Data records
+ + +

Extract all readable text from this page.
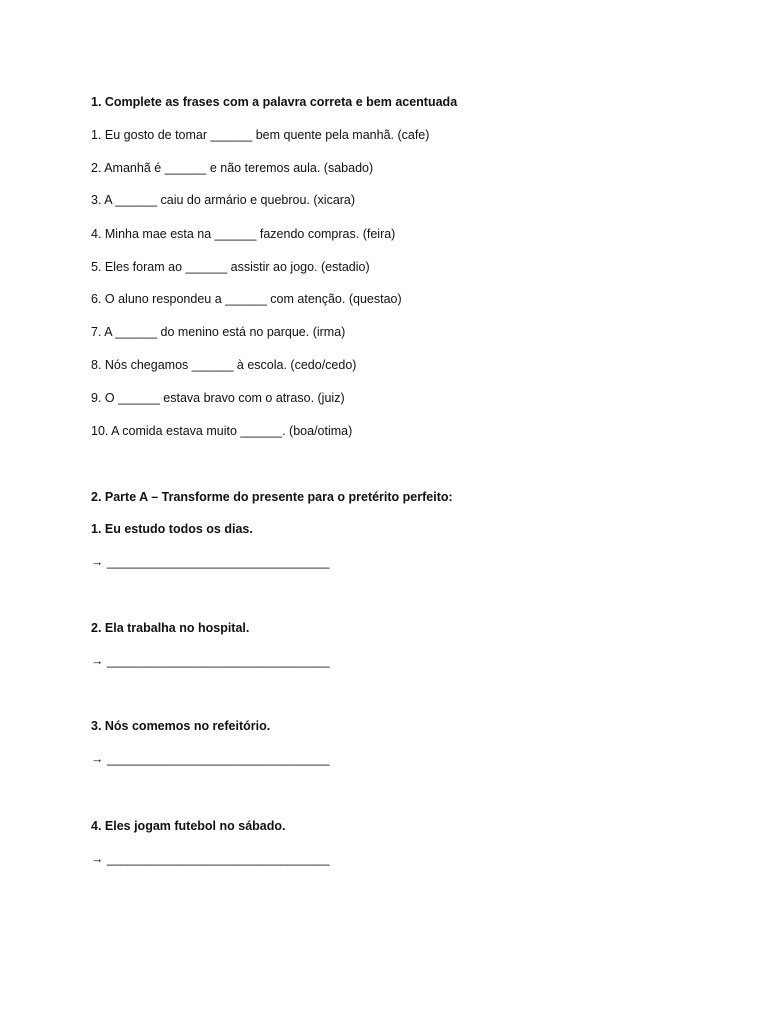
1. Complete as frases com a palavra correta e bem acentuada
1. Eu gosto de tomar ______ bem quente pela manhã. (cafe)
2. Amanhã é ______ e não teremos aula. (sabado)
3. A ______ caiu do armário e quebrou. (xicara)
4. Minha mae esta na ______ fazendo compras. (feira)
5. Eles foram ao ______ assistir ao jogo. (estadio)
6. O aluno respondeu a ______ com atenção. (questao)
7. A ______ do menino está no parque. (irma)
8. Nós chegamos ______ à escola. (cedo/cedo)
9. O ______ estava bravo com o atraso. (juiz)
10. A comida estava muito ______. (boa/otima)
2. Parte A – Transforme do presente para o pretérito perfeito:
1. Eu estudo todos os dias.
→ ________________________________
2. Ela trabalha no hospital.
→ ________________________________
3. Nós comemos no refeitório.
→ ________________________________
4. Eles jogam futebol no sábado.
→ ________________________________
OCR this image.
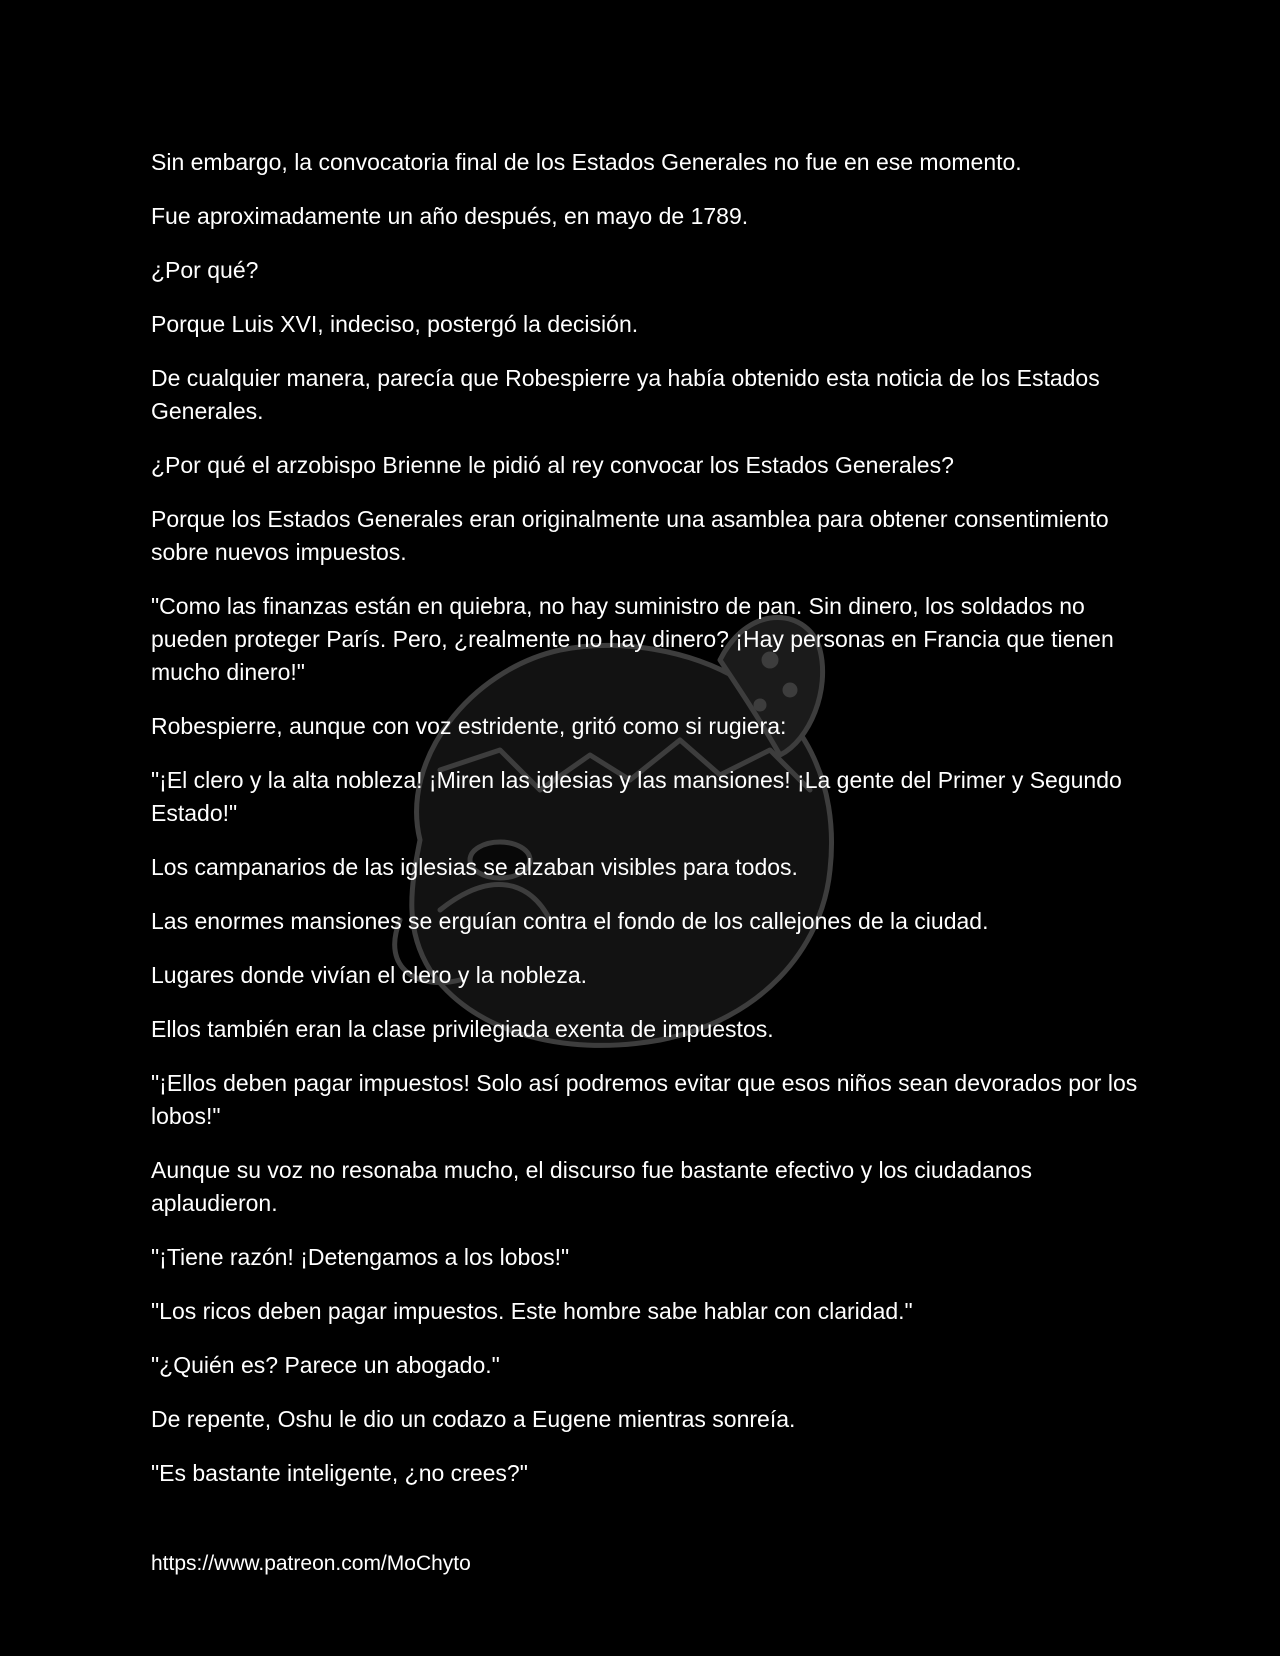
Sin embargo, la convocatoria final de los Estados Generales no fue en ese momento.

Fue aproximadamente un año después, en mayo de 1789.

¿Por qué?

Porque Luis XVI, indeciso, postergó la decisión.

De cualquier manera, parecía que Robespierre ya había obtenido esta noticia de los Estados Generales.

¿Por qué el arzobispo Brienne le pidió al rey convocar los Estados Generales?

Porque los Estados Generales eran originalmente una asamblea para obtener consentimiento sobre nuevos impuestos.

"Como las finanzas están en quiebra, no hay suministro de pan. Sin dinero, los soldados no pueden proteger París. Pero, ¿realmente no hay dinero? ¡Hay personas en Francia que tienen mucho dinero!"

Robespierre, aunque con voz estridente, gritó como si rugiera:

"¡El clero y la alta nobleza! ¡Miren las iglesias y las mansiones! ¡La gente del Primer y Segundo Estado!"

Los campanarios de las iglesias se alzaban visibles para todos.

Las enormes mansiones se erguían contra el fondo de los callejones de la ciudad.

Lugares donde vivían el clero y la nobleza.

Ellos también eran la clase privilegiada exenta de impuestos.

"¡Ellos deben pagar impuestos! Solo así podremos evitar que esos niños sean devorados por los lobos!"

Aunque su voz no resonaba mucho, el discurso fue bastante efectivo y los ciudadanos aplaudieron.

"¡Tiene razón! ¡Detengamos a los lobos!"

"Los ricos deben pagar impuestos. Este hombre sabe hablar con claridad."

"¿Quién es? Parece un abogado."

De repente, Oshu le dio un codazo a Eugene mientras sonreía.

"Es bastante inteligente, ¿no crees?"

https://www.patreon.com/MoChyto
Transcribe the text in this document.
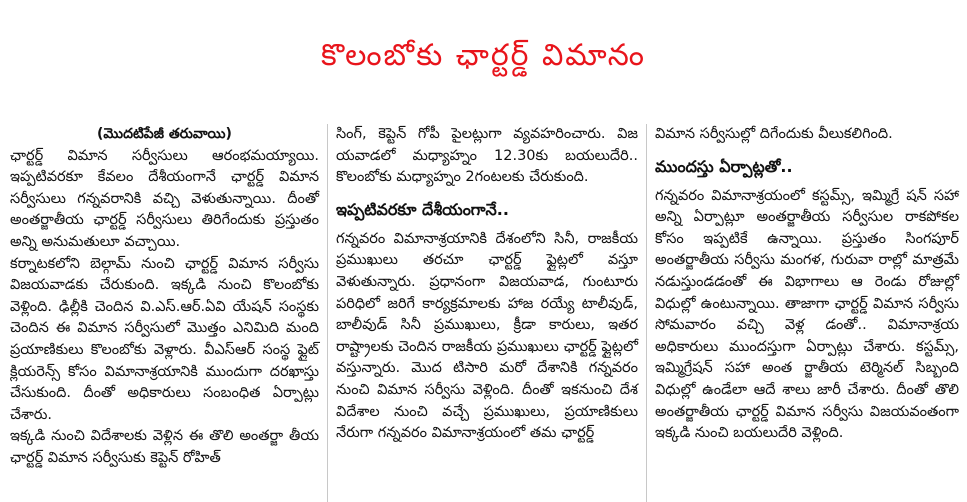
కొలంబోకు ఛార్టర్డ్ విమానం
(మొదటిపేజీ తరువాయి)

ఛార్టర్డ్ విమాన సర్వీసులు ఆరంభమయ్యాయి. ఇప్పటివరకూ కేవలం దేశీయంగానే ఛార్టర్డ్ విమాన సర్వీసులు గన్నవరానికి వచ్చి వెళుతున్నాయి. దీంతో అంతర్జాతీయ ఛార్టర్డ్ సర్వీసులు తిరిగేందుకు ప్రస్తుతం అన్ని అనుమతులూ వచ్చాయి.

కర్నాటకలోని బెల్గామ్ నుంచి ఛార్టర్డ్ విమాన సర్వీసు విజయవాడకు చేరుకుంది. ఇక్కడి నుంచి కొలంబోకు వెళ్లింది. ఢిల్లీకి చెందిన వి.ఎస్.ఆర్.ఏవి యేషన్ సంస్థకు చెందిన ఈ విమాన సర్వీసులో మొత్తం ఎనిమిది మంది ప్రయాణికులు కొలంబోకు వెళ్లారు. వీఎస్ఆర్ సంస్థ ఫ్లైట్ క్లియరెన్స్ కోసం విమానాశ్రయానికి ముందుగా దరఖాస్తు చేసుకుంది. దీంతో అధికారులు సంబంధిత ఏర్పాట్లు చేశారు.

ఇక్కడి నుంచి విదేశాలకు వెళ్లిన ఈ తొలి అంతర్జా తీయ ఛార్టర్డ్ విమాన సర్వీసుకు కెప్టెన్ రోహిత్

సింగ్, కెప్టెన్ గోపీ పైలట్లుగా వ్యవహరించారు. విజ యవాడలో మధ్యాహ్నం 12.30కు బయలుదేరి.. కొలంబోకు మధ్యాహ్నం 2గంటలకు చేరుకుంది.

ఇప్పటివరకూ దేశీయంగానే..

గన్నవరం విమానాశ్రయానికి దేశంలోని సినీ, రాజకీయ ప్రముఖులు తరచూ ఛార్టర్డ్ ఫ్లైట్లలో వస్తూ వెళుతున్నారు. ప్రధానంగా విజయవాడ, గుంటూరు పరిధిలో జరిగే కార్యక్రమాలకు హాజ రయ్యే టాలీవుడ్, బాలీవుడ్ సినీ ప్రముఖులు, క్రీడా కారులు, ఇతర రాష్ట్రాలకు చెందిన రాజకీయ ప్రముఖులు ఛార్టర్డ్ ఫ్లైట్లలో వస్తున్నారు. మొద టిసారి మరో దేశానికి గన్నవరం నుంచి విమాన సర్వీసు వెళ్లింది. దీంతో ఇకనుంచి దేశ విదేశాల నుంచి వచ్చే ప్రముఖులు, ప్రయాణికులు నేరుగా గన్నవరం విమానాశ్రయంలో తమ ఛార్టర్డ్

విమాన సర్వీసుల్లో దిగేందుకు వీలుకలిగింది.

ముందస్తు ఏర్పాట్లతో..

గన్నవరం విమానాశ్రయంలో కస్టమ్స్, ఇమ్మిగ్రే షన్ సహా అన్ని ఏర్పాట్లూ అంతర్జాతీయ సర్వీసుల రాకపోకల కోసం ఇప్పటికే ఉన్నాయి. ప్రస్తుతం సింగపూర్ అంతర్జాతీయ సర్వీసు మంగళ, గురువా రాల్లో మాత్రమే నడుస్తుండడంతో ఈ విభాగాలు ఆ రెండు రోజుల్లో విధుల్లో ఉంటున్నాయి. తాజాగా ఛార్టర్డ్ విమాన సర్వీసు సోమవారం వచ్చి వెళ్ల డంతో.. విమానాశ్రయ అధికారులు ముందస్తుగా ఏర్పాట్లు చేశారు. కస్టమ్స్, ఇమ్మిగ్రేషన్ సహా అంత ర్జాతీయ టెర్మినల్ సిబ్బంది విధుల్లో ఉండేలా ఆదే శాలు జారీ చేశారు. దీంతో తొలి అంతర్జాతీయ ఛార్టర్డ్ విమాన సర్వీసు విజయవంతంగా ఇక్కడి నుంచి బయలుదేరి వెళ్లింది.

+ + +

EXERCISE DIRECTIONS: Write down every line of the data above that includes the string "bastante".

SOLVED PROBLEM:
Aunque su voz no resonaba mucho, el discurso fue bastante efectivo y los ciudadanos aplaudieron.
"Es bastante inteligente, ¿no crees?"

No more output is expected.